Information provided:
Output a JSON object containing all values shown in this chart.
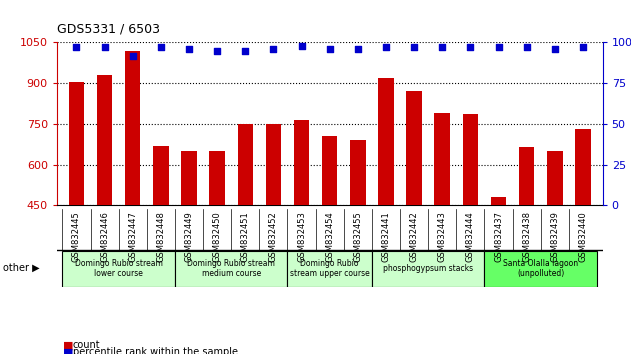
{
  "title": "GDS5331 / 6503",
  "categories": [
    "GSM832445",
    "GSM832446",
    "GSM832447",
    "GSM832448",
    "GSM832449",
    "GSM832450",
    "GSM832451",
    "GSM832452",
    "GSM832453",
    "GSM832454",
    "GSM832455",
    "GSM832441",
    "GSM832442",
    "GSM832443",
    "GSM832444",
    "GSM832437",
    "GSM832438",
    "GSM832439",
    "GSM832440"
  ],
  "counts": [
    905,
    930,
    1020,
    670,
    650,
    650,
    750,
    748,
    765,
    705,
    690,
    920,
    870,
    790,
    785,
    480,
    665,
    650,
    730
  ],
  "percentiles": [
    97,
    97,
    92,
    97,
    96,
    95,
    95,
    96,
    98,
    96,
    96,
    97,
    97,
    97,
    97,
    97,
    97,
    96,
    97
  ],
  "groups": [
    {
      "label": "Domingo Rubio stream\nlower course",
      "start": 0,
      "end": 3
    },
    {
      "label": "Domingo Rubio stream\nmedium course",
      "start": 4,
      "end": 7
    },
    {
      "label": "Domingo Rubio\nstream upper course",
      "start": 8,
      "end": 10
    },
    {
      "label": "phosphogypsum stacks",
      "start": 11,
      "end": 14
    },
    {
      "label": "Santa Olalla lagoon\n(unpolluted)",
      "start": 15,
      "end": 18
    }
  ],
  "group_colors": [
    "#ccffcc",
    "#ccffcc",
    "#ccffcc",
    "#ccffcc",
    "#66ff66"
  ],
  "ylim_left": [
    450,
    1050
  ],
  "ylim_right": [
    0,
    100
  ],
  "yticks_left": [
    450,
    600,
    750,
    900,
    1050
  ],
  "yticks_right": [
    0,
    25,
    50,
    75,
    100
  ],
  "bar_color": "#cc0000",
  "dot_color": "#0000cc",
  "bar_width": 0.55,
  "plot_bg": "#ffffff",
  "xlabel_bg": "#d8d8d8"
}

Given problem: Copy every line above that includes the string "start".

Exercise output:
      "start": 0,
      "start": 4,
      "start": 8,
      "start": 11,
      "start": 15,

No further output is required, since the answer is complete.